**What is needed:**
Everything in the records must appear again exactly, except the images.
▬▬▬▬▬▬▬▬▬▬
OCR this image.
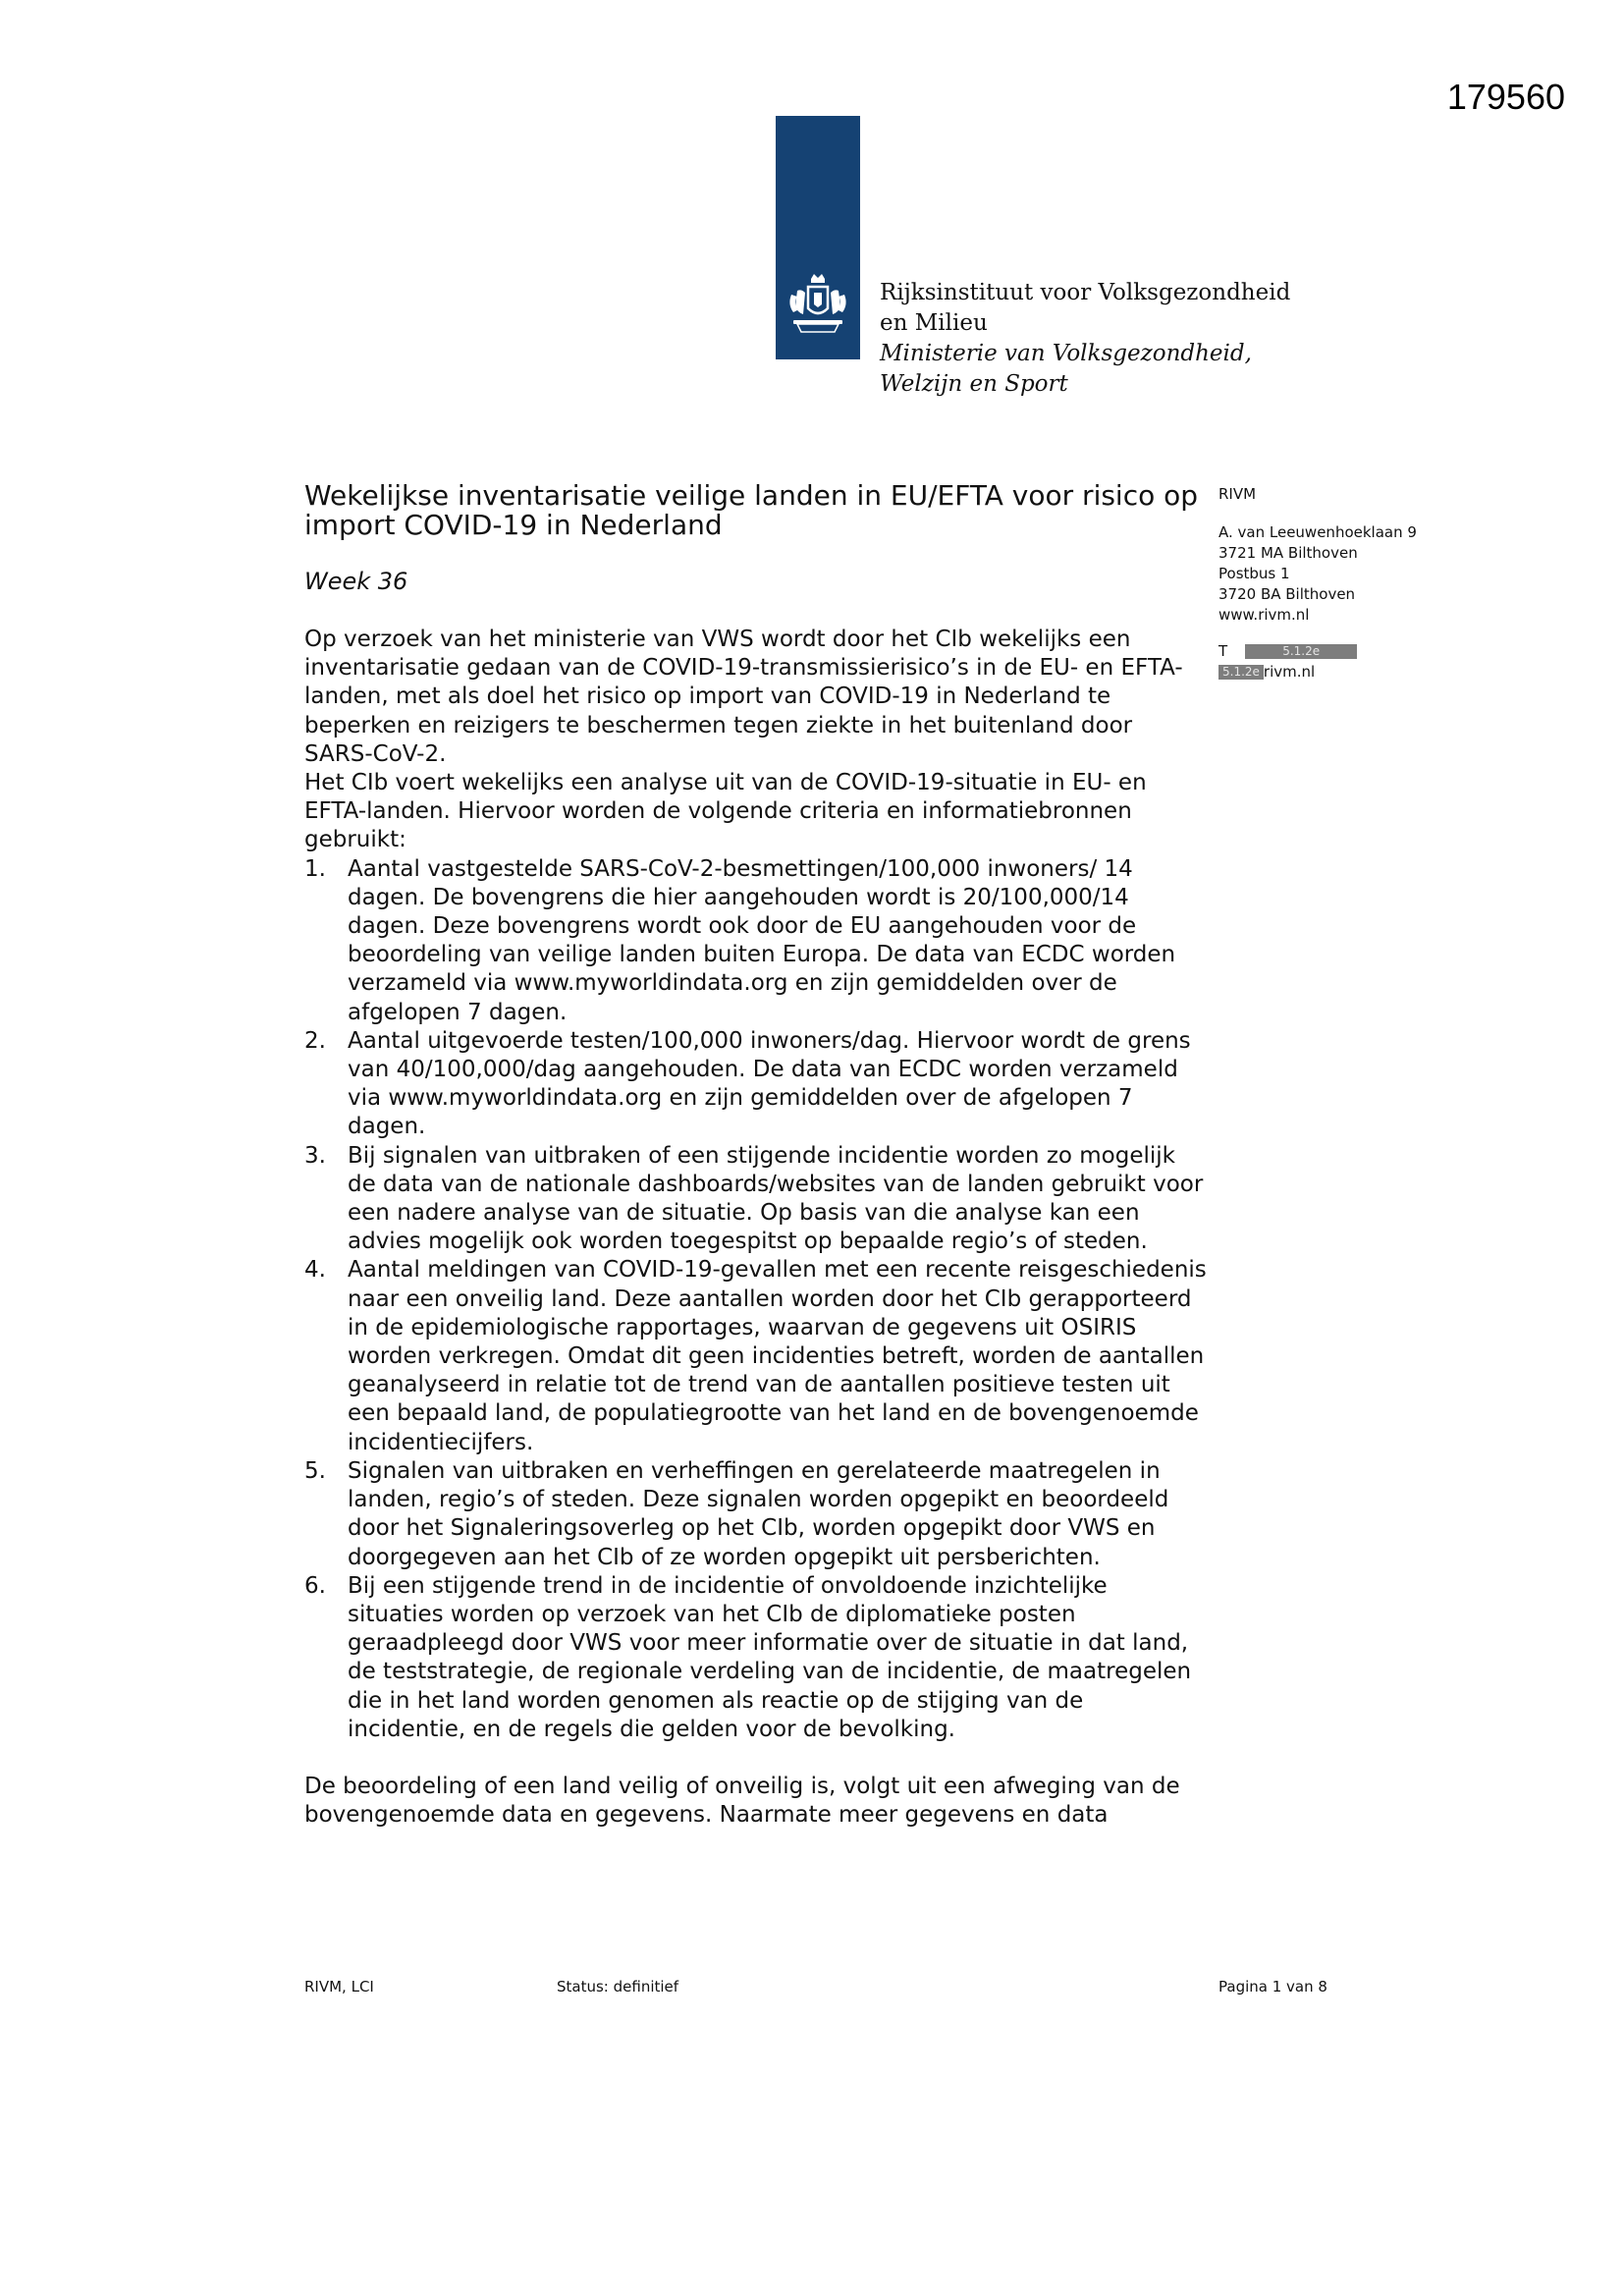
179560
Rijksinstituut voor Volksgezondheid
en Milieu
Ministerie van Volksgezondheid,
Welzijn en Sport
Wekelijkse inventarisatie veilige landen in EU/EFTA voor risico op import COVID-19 in Nederland
Week 36
RIVM
A. van Leeuwenhoeklaan 9
3721 MA Bilthoven
Postbus 1
3720 BA Bilthoven
www.rivm.nl
T	5.1.2e
5.1.2e rivm.nl

Op verzoek van het ministerie van VWS wordt door het CIb wekelijks een inventarisatie gedaan van de COVID-19-transmissierisico’s in de EU- en EFTA-landen, met als doel het risico op import van COVID-19 in Nederland te beperken en reizigers te beschermen tegen ziekte in het buitenland door SARS-CoV-2.

Het CIb voert wekelijks een analyse uit van de COVID-19-situatie in EU- en EFTA-landen. Hiervoor worden de volgende criteria en informatiebronnen gebruikt:

1. Aantal vastgestelde SARS-CoV-2-besmettingen/100,000 inwoners/ 14 dagen. De bovengrens die hier aangehouden wordt is 20/100,000/14 dagen. Deze bovengrens wordt ook door de EU aangehouden voor de beoordeling van veilige landen buiten Europa. De data van ECDC worden verzameld via www.myworldindata.org en zijn gemiddelden over de afgelopen 7 dagen.
2. Aantal uitgevoerde testen/100,000 inwoners/dag. Hiervoor wordt de grens van 40/100,000/dag aangehouden. De data van ECDC worden verzameld via www.myworldindata.org en zijn gemiddelden over de afgelopen 7 dagen.
3. Bij signalen van uitbraken of een stijgende incidentie worden zo mogelijk de data van de nationale dashboards/websites van de landen gebruikt voor een nadere analyse van de situatie. Op basis van die analyse kan een advies mogelijk ook worden toegespitst op bepaalde regio’s of steden.
4. Aantal meldingen van COVID-19-gevallen met een recente reisgeschiedenis naar een onveilig land. Deze aantallen worden door het CIb gerapporteerd in de epidemiologische rapportages, waarvan de gegevens uit OSIRIS worden verkregen. Omdat dit geen incidenties betreft, worden de aantallen geanalyseerd in relatie tot de trend van de aantallen positieve testen uit een bepaald land, de populatiegrootte van het land en de bovengenoemde incidentiecijfers.
5. Signalen van uitbraken en verheffingen en gerelateerde maatregelen in landen, regio’s of steden. Deze signalen worden opgepikt en beoordeeld door het Signaleringsoverleg op het CIb, worden opgepikt door VWS en doorgegeven aan het CIb of ze worden opgepikt uit persberichten.
6. Bij een stijgende trend in de incidentie of onvoldoende inzichtelijke situaties worden op verzoek van het CIb de diplomatieke posten geraadpleegd door VWS voor meer informatie over de situatie in dat land, de teststrategie, de regionale verdeling van de incidentie, de maatregelen die in het land worden genomen als reactie op de stijging van de incidentie, en de regels die gelden voor de bevolking.

De beoordeling of een land veilig of onveilig is, volgt uit een afweging van de bovengenoemde data en gegevens. Naarmate meer gegevens en data

RIVM, LCI	Status: definitief	Pagina 1 van 8
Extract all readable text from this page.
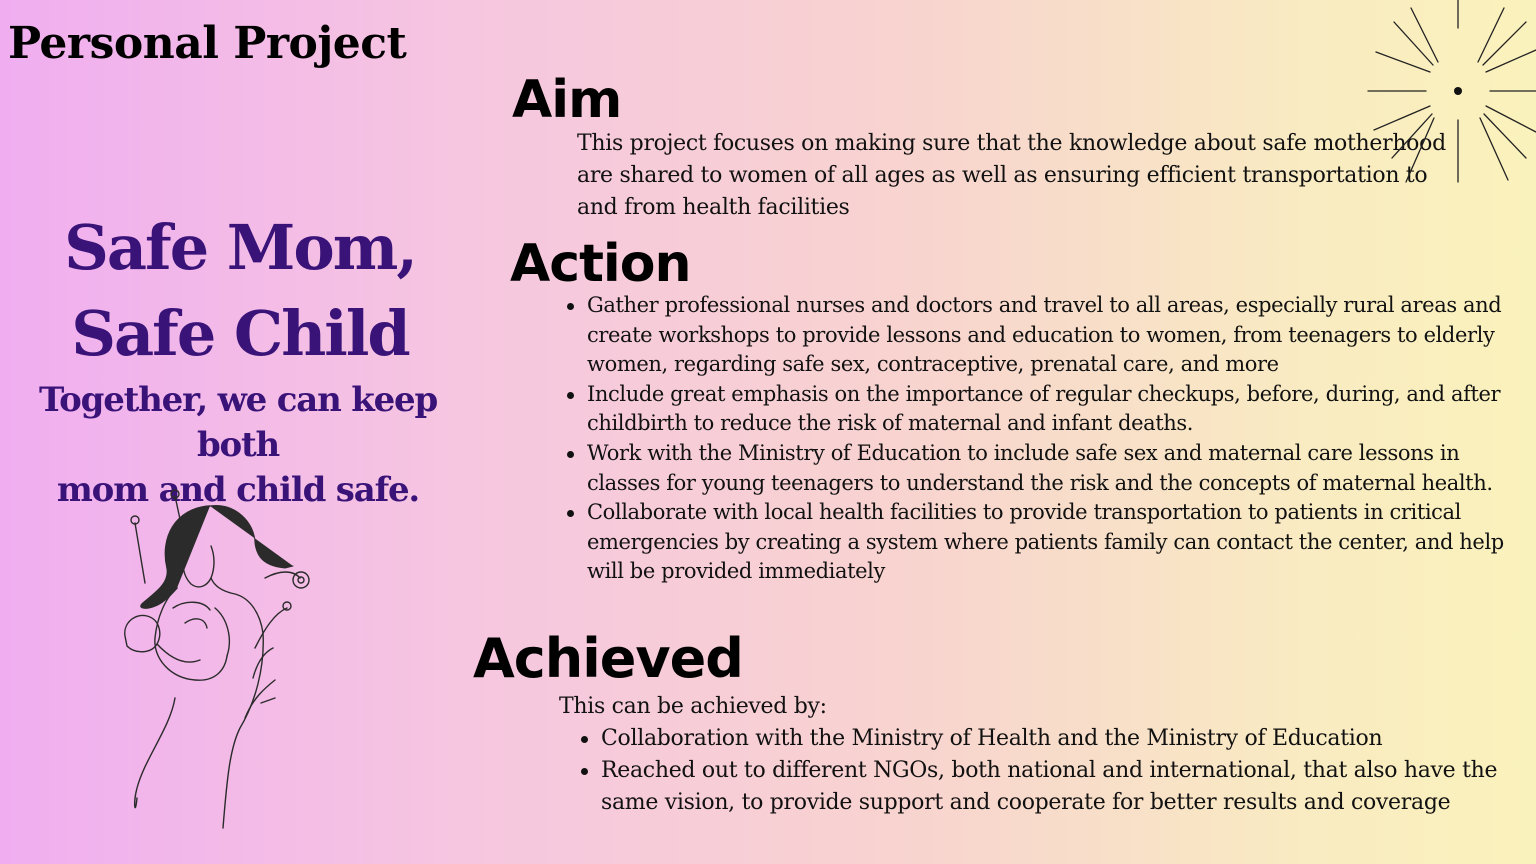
Personal Project
Safe Mom,
Safe Child
Together, we can keep both
mom and child safe.
Aim
This project focuses on making sure that the knowledge about safe motherhood are shared to women of all ages as well as ensuring efficient transportation to and from health facilities
Action
Gather professional nurses and doctors and travel to all areas, especially rural areas and create workshops to provide lessons and education to women, from teenagers to elderly women, regarding safe sex, contraceptive, prenatal care, and more
Include great emphasis on the importance of regular checkups, before, during, and after childbirth to reduce the risk of maternal and infant deaths.
Work with the Ministry of Education to include safe sex and maternal care lessons in classes for young teenagers to understand the risk and the concepts of maternal health.
Collaborate with local health facilities to provide transportation to patients in critical emergencies by creating a system where patients family can contact the center, and help will be provided immediately
Achieved
This can be achieved by:
Collaboration with the Ministry of Health and the Ministry of Education
Reached out to different NGOs, both national and international, that also have the same vision, to provide support and cooperate for better results and coverage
▬▬▬▬▬▬▬▬▬▬
**Response area:**
OCR this image.
179560
Rijksinstituut voor Volksgezondheid
en Milieu
Ministerie van Volksgezondheid,
Welzijn en Sport
Wekelijkse inventarisatie veilige landen in EU/EFTA voor risico op import COVID-19 in Nederland
Week 36
RIVM
A. van Leeuwenhoeklaan 9
3721 MA Bilthoven
Postbus 1
3720 BA Bilthoven
www.rivm.nl
T	5.1.2e
5.1.2e rivm.nl

Op verzoek van het ministerie van VWS wordt door het CIb wekelijks een inventarisatie gedaan van de COVID-19-transmissierisico’s in de EU- en EFTA-landen, met als doel het risico op import van COVID-19 in Nederland te beperken en reizigers te beschermen tegen ziekte in het buitenland door SARS-CoV-2.

Het CIb voert wekelijks een analyse uit van de COVID-19-situatie in EU- en EFTA-landen. Hiervoor worden de volgende criteria en informatiebronnen gebruikt:

1. Aantal vastgestelde SARS-CoV-2-besmettingen/100,000 inwoners/ 14 dagen. De bovengrens die hier aangehouden wordt is 20/100,000/14 dagen. Deze bovengrens wordt ook door de EU aangehouden voor de beoordeling van veilige landen buiten Europa. De data van ECDC worden verzameld via www.myworldindata.org en zijn gemiddelden over de afgelopen 7 dagen.
2. Aantal uitgevoerde testen/100,000 inwoners/dag. Hiervoor wordt de grens van 40/100,000/dag aangehouden. De data van ECDC worden verzameld via www.myworldindata.org en zijn gemiddelden over de afgelopen 7 dagen.
3. Bij signalen van uitbraken of een stijgende incidentie worden zo mogelijk de data van de nationale dashboards/websites van de landen gebruikt voor een nadere analyse van de situatie. Op basis van die analyse kan een advies mogelijk ook worden toegespitst op bepaalde regio’s of steden.
4. Aantal meldingen van COVID-19-gevallen met een recente reisgeschiedenis naar een onveilig land. Deze aantallen worden door het CIb gerapporteerd in de epidemiologische rapportages, waarvan de gegevens uit OSIRIS worden verkregen. Omdat dit geen incidenties betreft, worden de aantallen geanalyseerd in relatie tot de trend van de aantallen positieve testen uit een bepaald land, de populatiegrootte van het land en de bovengenoemde incidentiecijfers.
5. Signalen van uitbraken en verheffingen en gerelateerde maatregelen in landen, regio’s of steden. Deze signalen worden opgepikt en beoordeeld door het Signaleringsoverleg op het CIb, worden opgepikt door VWS en doorgegeven aan het CIb of ze worden opgepikt uit persberichten.
6. Bij een stijgende trend in de incidentie of onvoldoende inzichtelijke situaties worden op verzoek van het CIb de diplomatieke posten geraadpleegd door VWS voor meer informatie over de situatie in dat land, de teststrategie, de regionale verdeling van de incidentie, de maatregelen die in het land worden genomen als reactie op de stijging van de incidentie, en de regels die gelden voor de bevolking.

De beoordeling of een land veilig of onveilig is, volgt uit een afweging van de bovengenoemde data en gegevens. Naarmate meer gegevens en data

RIVM, LCI	Status: definitief	Pagina 1 van 8
Extract all readable text from this page.
Personal Project
Safe Mom,
Safe Child
Together, we can keep both
mom and child safe.
Aim
This project focuses on making sure that the knowledge about safe motherhood are shared to women of all ages as well as ensuring efficient transportation to and from health facilities
Action
Gather professional nurses and doctors and travel to all areas, especially rural areas and create workshops to provide lessons and education to women, from teenagers to elderly women, regarding safe sex, contraceptive, prenatal care, and more
Include great emphasis on the importance of regular checkups, before, during, and after childbirth to reduce the risk of maternal and infant deaths.
Work with the Ministry of Education to include safe sex and maternal care lessons in classes for young teenagers to understand the risk and the concepts of maternal health.
Collaborate with local health facilities to provide transportation to patients in critical emergencies by creating a system where patients family can contact the center, and help will be provided immediately
Achieved
This can be achieved by:
Collaboration with the Ministry of Health and the Ministry of Education
Reached out to different NGOs, both national and international, that also have the same vision, to provide support and cooperate for better results and coverage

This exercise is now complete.